- _Data for this task_:
+++
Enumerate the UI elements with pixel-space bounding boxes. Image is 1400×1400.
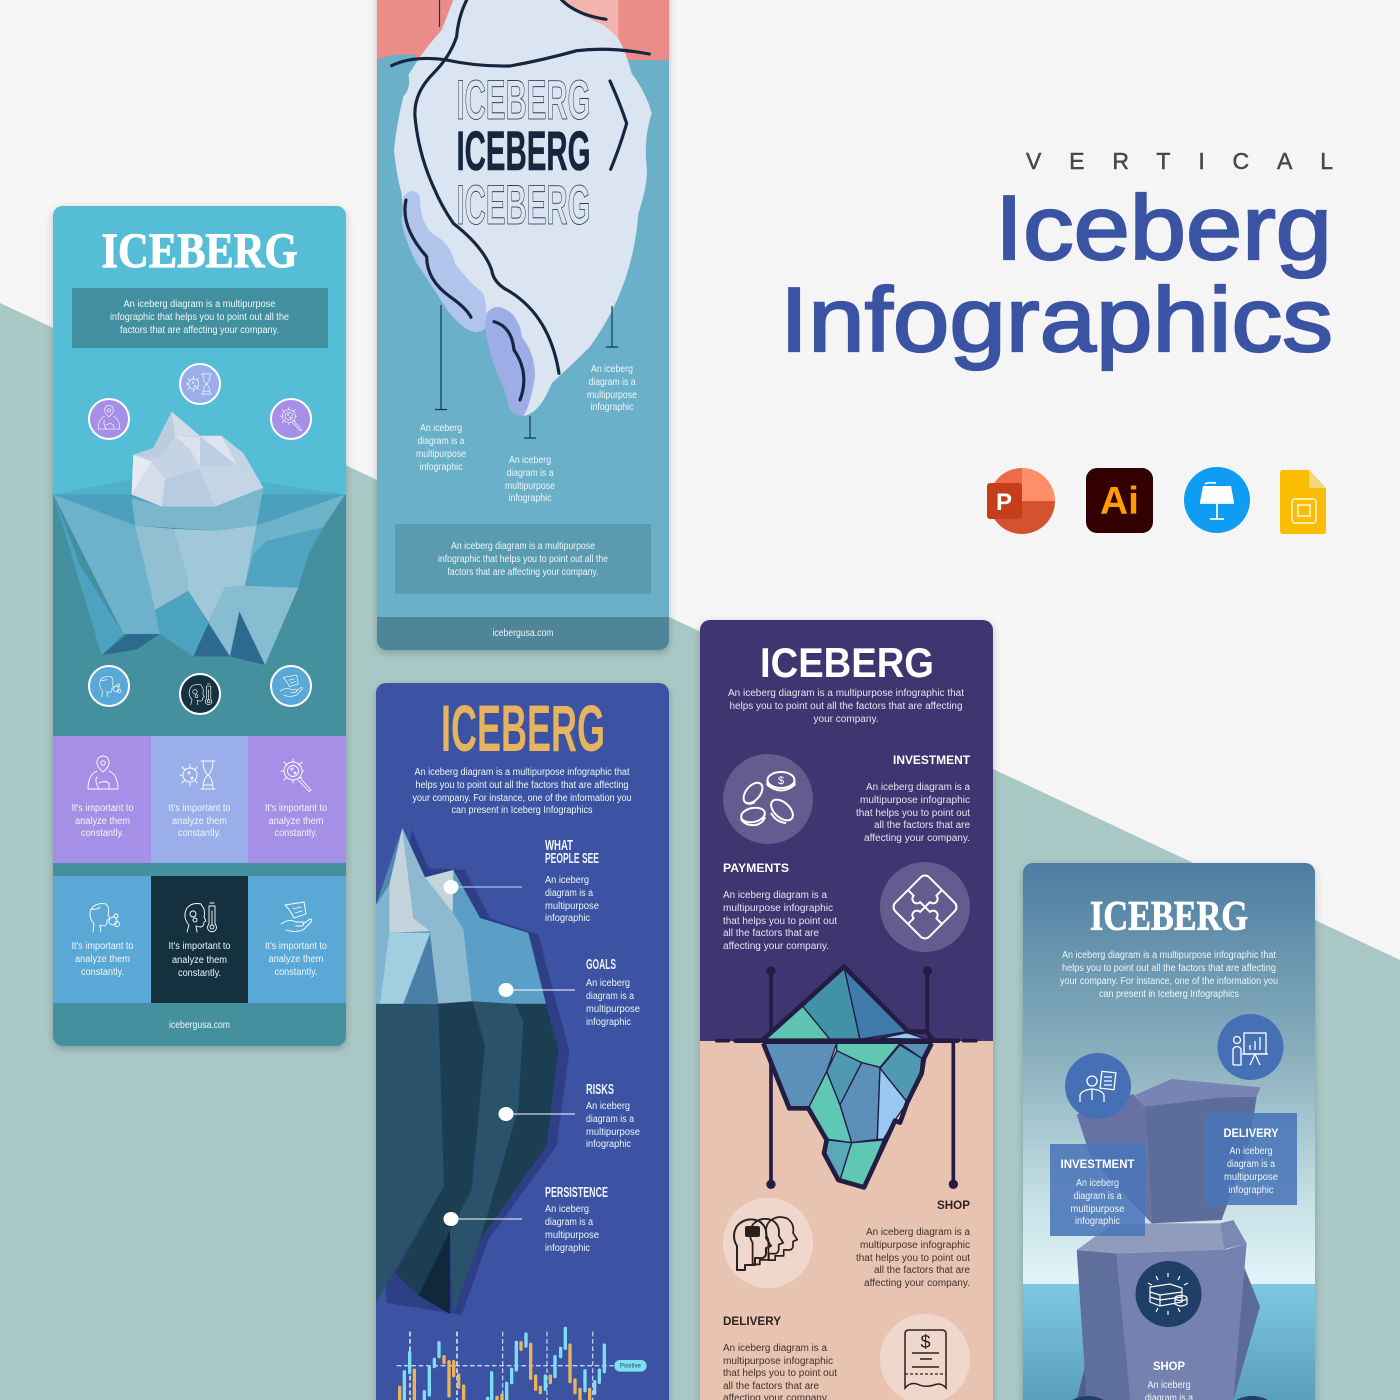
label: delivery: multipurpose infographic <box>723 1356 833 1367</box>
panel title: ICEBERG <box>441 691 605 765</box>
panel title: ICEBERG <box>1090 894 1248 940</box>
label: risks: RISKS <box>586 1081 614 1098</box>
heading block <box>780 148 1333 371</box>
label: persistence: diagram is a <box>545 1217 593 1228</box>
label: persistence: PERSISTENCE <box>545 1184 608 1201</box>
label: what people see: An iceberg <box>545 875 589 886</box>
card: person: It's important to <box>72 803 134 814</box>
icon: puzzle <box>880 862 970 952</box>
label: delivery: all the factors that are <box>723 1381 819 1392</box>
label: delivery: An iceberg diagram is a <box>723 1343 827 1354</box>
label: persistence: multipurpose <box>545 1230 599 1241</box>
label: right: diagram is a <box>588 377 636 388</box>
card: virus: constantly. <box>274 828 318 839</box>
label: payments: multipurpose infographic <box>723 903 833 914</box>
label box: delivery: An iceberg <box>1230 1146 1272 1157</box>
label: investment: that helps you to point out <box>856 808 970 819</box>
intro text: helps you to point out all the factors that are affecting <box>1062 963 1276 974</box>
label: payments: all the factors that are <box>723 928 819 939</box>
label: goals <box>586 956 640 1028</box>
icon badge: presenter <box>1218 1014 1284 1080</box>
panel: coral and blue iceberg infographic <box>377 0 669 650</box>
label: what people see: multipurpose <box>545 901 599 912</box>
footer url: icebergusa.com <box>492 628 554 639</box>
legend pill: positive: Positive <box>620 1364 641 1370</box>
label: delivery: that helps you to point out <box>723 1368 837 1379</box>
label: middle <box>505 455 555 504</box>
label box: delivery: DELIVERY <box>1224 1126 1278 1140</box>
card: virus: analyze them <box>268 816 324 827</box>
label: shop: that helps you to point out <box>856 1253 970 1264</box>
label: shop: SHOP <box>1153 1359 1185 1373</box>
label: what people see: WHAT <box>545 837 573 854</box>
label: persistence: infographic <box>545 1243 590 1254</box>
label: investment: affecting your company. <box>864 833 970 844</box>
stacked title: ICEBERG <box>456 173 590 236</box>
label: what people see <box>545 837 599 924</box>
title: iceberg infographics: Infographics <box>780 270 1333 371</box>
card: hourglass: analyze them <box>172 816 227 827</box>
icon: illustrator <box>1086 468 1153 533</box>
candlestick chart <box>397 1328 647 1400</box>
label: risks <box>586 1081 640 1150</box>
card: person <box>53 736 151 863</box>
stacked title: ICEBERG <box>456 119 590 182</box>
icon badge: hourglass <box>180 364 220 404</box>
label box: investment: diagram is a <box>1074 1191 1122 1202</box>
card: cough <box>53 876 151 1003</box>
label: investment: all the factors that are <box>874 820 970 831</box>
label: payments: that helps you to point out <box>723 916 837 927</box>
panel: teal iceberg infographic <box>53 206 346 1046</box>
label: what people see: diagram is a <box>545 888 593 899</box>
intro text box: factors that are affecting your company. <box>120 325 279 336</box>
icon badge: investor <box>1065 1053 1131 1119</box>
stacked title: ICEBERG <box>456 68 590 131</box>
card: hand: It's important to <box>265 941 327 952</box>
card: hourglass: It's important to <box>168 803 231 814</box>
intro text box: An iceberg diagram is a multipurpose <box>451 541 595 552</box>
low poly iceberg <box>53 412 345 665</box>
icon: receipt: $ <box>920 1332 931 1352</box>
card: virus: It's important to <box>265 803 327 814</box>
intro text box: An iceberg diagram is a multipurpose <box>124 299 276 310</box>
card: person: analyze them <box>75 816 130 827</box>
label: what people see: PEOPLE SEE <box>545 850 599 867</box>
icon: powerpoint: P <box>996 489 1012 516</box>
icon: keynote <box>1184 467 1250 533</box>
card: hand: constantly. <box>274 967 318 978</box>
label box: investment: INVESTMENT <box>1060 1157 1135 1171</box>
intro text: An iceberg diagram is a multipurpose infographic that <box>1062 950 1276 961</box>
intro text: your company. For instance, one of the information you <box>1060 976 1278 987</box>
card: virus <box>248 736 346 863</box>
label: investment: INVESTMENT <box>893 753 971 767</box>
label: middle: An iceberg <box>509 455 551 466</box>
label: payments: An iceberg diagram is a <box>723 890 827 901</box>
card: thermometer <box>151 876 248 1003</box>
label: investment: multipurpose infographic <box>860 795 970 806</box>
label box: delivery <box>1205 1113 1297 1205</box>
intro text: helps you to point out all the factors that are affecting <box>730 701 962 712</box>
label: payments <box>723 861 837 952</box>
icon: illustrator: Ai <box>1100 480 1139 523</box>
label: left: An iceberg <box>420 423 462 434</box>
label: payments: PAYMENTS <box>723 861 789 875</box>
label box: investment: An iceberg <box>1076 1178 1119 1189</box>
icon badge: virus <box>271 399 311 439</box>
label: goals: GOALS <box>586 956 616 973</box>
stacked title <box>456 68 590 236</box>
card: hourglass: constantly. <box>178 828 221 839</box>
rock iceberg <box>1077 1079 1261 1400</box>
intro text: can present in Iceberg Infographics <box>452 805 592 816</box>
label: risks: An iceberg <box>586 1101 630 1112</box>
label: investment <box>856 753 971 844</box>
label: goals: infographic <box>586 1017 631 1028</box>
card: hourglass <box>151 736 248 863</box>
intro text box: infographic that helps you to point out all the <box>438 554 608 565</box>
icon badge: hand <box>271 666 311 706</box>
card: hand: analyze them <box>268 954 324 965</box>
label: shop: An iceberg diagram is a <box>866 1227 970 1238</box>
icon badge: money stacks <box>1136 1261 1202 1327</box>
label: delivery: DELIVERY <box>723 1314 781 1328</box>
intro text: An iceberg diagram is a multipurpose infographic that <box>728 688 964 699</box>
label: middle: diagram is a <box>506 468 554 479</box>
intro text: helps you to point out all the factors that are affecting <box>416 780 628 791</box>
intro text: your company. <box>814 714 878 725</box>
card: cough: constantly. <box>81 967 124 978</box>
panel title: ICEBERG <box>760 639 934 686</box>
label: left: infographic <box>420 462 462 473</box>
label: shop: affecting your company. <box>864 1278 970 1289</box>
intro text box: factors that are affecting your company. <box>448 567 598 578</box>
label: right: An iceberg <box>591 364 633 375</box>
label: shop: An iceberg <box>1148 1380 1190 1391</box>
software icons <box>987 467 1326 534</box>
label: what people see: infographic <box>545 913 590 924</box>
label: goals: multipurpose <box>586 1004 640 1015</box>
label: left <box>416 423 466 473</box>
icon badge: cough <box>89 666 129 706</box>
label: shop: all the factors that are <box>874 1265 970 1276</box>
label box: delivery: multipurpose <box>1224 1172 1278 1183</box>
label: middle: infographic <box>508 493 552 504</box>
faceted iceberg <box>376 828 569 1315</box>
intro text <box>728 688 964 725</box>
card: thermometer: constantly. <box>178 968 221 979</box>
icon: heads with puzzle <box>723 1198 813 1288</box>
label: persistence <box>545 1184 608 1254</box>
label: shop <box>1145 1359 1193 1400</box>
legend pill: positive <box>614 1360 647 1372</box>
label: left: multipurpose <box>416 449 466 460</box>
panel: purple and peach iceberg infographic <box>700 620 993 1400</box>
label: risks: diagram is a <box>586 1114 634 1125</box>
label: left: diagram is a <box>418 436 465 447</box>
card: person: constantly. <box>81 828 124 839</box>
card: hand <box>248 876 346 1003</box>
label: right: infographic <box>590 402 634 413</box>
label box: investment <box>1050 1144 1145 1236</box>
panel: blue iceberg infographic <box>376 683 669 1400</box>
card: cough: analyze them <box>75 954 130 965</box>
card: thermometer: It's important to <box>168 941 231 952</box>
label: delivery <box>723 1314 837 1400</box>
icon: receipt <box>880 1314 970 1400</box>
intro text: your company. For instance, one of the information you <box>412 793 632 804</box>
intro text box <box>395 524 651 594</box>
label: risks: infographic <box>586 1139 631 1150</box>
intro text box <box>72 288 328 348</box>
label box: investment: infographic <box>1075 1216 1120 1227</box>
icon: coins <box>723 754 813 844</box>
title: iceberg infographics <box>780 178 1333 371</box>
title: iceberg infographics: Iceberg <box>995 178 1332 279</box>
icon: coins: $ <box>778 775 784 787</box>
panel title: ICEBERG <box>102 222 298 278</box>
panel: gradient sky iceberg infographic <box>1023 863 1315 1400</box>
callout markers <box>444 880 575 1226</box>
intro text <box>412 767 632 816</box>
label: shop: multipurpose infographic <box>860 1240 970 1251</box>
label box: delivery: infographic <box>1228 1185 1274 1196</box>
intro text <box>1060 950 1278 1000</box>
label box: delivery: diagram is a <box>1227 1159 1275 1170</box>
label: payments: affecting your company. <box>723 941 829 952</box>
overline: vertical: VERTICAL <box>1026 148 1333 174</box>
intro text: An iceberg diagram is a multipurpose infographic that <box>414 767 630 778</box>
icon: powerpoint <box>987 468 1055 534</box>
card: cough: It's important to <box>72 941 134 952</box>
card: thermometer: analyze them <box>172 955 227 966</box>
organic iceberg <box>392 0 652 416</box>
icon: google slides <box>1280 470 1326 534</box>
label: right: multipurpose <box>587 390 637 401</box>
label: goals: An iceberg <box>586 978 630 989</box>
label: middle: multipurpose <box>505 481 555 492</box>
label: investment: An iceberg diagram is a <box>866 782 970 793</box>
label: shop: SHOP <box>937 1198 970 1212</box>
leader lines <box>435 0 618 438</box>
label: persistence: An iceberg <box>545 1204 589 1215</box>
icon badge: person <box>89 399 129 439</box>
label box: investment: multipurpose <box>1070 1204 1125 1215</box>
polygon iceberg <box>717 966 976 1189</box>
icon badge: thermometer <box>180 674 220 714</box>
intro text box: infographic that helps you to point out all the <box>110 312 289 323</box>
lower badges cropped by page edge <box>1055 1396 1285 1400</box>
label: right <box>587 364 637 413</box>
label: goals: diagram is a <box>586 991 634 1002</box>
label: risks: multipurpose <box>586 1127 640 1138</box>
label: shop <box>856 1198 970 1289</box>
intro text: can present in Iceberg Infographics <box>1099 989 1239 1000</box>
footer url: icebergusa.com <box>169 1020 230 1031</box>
+++
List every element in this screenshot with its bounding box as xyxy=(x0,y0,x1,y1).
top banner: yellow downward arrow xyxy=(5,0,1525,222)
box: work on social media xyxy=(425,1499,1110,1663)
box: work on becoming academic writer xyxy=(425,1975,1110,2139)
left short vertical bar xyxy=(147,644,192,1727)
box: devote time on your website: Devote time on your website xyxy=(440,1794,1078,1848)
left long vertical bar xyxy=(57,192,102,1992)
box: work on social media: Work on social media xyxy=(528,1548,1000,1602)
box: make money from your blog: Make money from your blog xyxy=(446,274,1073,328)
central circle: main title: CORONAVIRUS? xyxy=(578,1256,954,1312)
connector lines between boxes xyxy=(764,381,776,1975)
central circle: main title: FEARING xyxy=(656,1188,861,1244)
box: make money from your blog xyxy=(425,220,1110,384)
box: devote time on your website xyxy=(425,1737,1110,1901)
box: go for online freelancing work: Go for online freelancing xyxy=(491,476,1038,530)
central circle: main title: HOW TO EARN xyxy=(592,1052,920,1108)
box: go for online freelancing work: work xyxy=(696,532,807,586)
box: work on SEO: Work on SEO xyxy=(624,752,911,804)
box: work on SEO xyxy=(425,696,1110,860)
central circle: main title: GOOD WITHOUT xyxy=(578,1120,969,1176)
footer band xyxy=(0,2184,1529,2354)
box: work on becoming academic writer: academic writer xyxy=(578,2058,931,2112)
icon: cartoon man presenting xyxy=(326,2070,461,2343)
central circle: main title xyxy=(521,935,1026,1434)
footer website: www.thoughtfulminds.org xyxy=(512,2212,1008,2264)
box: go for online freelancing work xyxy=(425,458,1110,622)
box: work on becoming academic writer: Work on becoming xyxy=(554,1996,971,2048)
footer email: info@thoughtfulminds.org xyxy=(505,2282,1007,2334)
+++
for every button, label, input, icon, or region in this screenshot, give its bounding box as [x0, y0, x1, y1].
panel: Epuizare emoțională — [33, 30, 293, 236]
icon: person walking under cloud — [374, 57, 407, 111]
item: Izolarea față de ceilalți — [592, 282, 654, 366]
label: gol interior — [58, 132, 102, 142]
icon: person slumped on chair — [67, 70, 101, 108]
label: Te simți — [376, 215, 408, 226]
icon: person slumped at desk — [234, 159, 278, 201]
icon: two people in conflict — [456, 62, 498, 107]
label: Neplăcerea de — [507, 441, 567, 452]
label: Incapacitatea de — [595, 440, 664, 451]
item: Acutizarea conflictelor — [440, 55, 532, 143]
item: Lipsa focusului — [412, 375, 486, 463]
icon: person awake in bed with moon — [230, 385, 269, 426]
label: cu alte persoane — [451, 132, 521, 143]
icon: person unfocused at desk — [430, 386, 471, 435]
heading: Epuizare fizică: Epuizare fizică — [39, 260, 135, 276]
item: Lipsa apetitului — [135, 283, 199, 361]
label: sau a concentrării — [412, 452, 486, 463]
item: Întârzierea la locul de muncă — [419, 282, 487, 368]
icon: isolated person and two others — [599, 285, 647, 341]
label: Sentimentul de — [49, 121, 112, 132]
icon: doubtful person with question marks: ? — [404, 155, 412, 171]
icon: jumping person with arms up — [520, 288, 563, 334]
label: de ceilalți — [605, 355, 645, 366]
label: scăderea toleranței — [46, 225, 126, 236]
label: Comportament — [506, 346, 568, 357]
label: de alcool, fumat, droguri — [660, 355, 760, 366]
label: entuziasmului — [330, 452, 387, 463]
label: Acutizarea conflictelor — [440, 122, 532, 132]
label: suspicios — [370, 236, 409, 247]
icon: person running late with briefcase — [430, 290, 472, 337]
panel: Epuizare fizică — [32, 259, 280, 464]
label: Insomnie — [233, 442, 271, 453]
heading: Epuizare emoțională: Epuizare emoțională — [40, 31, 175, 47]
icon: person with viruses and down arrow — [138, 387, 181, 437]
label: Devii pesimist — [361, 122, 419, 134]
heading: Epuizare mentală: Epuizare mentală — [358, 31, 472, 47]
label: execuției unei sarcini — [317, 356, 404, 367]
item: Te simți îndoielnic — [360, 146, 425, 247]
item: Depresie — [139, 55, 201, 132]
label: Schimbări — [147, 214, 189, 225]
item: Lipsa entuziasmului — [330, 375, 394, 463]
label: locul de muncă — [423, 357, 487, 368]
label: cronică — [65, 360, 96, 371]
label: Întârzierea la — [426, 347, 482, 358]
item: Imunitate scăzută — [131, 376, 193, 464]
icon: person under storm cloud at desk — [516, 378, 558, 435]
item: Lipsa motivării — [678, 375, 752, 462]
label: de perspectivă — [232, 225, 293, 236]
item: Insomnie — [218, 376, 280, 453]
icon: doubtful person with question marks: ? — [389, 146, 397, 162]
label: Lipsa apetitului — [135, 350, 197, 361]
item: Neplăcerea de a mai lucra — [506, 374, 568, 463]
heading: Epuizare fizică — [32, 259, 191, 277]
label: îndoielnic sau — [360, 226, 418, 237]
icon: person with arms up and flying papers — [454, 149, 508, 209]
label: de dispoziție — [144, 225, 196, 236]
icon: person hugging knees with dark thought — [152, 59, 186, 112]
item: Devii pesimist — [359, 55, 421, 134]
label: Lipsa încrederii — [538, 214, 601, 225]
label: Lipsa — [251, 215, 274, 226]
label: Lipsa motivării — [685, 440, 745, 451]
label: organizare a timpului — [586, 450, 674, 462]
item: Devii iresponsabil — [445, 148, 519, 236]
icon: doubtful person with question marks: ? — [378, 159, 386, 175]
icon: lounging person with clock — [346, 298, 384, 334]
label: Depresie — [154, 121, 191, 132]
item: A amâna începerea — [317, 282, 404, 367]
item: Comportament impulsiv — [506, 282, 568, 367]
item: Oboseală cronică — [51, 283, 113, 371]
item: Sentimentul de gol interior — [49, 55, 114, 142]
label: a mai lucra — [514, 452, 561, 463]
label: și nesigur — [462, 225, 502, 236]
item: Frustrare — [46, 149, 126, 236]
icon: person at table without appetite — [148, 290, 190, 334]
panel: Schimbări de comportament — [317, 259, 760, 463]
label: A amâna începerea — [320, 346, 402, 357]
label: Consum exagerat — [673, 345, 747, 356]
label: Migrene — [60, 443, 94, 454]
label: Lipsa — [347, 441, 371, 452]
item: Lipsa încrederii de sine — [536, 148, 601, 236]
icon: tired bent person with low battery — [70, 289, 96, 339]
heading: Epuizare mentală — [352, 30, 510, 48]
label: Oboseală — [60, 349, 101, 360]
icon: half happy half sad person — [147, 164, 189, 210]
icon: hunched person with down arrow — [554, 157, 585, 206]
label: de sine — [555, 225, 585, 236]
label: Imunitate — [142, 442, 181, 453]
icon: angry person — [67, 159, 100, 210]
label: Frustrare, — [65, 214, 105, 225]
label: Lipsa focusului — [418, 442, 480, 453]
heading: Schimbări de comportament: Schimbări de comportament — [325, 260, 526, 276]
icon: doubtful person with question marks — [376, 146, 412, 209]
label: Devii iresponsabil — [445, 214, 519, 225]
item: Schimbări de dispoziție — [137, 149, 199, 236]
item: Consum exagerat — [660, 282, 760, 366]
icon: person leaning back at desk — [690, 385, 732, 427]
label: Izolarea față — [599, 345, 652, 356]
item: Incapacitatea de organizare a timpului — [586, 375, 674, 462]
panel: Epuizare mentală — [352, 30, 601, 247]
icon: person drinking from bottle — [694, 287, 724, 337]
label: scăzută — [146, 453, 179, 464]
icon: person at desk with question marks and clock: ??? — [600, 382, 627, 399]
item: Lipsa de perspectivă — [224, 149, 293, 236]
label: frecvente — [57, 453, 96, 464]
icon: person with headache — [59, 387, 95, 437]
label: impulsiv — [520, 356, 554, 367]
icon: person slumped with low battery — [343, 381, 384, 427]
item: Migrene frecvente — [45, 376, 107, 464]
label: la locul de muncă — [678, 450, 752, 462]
+++
- _Work to be completed_: Each line above that contains the word "payments" must be copied.

- _Result of this exercise_:
label: payments: multipurpose infographic <box>723 903 833 914</box>
label: payments: all the factors that are <box>723 928 819 939</box>
label: payments: that helps you to point out <box>723 916 837 927</box>
label: payments: An iceberg diagram is a <box>723 890 827 901</box>
label: payments <box>723 861 837 952</box>
label: payments: PAYMENTS <box>723 861 789 875</box>
label: payments: affecting your company. <box>723 941 829 952</box>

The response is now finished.